REQUIRED TASK
Your answer should be a single number: the count of lines containing "యవహర".

______

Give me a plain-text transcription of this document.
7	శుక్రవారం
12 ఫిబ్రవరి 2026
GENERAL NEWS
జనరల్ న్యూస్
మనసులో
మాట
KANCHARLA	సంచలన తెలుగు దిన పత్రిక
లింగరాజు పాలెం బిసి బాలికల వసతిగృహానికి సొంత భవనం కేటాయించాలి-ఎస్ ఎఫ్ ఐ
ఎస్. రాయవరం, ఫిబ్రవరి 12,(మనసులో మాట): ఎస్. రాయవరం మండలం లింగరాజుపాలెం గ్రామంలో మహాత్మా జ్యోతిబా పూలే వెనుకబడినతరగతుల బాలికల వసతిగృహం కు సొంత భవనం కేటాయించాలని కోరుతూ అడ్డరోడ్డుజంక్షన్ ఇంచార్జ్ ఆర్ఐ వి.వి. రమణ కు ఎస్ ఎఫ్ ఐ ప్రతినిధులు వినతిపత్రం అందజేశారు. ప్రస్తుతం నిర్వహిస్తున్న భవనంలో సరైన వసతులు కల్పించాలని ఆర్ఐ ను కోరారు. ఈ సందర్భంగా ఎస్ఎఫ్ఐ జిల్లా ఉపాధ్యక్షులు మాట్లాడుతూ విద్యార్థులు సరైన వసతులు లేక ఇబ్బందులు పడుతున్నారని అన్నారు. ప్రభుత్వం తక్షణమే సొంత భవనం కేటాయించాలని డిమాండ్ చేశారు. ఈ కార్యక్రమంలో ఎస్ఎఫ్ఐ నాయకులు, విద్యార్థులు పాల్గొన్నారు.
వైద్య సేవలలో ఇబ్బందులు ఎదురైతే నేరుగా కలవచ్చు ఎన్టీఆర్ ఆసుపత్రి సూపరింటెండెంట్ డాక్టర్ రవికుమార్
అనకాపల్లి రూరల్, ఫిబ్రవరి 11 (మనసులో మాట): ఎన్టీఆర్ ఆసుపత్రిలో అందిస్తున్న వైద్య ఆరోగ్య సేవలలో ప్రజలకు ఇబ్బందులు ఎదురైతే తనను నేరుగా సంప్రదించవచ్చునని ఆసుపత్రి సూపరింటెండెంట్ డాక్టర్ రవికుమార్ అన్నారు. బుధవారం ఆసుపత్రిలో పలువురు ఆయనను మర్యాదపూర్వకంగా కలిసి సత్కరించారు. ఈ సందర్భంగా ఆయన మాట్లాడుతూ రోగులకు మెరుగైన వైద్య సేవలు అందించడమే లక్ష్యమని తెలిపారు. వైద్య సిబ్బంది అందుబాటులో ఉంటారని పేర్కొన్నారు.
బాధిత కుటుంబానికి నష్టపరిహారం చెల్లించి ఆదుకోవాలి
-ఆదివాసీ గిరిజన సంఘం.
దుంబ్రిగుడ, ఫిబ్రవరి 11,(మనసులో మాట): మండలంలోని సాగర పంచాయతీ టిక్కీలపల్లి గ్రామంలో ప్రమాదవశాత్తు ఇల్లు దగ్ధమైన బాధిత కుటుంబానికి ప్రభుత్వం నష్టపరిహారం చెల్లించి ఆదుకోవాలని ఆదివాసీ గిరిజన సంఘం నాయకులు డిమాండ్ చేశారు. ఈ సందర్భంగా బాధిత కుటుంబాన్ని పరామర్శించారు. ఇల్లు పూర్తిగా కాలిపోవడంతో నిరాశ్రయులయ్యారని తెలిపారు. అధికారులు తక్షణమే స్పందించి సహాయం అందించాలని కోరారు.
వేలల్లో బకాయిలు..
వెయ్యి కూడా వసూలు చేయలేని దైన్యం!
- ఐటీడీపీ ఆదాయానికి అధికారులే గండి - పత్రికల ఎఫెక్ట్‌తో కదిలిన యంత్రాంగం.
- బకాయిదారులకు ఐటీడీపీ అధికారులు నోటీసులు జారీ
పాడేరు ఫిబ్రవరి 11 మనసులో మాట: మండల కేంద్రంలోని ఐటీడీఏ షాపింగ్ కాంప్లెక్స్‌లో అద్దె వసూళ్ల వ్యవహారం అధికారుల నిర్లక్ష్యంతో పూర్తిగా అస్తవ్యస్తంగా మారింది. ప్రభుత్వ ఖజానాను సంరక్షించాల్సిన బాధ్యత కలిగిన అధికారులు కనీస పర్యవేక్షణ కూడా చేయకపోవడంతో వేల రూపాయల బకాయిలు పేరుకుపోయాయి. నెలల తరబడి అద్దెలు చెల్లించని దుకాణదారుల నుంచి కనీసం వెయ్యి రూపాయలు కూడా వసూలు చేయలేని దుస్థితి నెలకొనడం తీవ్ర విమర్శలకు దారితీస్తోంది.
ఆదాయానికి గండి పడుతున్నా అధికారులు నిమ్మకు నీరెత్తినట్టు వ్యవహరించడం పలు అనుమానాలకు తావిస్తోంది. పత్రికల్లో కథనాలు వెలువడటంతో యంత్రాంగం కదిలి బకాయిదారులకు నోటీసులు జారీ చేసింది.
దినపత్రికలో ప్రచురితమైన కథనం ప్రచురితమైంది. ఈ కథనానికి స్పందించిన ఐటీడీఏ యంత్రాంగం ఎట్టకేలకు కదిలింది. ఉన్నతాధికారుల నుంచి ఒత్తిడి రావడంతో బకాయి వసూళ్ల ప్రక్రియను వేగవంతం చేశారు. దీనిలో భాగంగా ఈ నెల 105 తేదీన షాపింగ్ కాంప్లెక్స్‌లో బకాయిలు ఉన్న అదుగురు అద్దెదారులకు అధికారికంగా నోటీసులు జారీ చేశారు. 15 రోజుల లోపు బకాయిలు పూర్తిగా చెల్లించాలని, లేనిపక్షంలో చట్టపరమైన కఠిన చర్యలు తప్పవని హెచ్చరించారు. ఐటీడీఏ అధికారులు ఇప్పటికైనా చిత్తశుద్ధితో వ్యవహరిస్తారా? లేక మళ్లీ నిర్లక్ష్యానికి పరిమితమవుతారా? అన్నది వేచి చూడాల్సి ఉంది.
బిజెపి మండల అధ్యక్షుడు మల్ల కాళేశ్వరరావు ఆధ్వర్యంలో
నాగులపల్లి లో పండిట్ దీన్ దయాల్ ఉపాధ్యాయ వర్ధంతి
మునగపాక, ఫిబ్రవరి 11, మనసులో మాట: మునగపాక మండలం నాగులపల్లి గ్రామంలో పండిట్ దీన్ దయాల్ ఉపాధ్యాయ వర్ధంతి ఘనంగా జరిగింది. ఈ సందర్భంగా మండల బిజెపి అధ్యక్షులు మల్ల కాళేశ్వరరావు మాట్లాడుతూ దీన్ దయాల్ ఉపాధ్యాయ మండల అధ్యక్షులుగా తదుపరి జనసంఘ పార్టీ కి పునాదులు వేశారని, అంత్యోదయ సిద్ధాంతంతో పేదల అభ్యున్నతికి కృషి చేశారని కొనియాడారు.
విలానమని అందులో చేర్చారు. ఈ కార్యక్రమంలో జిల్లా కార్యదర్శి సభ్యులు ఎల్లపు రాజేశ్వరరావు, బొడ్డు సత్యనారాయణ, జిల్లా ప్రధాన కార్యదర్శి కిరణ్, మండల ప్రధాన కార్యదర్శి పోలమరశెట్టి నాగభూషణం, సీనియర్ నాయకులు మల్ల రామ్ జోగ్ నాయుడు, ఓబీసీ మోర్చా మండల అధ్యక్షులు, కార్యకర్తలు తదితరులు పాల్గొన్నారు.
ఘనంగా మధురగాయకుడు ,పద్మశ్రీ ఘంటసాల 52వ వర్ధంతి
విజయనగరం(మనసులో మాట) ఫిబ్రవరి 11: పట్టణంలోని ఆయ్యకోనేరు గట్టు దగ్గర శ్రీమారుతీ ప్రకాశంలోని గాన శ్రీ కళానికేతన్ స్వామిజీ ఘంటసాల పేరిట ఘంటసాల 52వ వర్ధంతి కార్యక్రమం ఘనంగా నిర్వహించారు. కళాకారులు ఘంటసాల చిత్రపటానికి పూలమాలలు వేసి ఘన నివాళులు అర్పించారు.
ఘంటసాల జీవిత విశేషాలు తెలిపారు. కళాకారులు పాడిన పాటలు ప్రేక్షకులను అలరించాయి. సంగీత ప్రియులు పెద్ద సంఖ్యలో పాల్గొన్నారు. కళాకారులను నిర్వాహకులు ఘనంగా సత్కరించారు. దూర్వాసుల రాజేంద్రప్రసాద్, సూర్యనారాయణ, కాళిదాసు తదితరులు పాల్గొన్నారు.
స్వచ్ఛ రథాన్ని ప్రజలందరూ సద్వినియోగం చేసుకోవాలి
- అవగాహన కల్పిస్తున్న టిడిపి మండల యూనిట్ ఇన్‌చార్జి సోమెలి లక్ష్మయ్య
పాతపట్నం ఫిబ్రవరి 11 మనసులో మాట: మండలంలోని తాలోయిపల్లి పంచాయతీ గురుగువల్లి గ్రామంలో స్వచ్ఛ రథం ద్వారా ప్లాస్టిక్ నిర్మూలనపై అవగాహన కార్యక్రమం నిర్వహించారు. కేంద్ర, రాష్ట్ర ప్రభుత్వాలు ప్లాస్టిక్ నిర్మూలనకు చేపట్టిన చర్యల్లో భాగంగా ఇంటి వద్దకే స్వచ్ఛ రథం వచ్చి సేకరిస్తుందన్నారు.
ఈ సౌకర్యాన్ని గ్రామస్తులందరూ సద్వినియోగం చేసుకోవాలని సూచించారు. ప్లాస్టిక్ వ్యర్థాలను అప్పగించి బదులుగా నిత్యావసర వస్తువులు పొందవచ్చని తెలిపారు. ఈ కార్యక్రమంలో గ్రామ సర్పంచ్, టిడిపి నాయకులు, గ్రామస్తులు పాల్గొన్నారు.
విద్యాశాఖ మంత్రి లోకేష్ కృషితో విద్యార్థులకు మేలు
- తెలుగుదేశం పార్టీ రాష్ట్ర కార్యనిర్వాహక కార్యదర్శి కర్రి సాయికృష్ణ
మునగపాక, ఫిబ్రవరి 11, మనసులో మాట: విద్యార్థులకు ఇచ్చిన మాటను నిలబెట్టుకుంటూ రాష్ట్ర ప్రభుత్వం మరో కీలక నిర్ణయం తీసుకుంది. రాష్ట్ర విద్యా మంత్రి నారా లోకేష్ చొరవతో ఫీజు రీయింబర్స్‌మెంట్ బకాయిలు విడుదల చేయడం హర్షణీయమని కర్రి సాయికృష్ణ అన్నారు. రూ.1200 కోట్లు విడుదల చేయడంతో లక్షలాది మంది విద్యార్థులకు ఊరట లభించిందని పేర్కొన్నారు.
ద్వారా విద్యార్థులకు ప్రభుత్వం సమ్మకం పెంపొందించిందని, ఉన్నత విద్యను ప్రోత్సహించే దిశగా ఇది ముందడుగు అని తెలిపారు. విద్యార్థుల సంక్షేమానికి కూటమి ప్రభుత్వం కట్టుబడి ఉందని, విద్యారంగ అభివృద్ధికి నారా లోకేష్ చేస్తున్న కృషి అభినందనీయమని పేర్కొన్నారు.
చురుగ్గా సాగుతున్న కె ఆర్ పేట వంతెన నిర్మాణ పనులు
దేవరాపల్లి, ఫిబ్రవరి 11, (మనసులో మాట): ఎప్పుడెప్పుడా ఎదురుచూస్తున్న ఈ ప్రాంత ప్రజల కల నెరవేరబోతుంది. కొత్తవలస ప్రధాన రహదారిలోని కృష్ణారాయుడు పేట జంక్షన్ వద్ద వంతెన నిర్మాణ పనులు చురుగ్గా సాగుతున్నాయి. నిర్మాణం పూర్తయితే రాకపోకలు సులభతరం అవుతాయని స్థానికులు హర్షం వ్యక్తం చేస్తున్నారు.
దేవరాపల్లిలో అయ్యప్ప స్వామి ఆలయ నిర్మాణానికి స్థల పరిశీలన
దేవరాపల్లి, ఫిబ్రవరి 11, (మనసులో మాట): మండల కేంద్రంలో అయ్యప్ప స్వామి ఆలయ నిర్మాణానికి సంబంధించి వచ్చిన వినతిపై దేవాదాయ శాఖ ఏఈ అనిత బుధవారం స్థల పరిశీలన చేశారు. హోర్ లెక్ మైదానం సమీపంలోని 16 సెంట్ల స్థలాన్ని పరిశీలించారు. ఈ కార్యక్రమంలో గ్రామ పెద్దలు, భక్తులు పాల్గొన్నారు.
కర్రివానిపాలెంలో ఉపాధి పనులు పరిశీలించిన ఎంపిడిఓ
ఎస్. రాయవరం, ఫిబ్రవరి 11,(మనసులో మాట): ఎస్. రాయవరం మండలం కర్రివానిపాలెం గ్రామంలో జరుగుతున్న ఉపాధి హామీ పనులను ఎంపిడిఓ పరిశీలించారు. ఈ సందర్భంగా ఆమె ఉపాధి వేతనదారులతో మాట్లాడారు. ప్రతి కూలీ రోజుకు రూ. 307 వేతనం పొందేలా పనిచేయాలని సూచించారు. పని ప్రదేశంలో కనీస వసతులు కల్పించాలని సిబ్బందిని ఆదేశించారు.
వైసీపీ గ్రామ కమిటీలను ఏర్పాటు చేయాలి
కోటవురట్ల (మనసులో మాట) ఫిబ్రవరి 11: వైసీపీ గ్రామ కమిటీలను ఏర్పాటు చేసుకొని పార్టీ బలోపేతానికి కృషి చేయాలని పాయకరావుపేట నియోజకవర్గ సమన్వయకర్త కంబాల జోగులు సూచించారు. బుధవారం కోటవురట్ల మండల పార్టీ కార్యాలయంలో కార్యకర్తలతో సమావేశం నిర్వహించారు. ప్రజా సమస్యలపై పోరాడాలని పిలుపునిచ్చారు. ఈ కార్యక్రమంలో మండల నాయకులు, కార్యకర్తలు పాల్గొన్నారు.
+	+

______

RIGHT ANSWER
2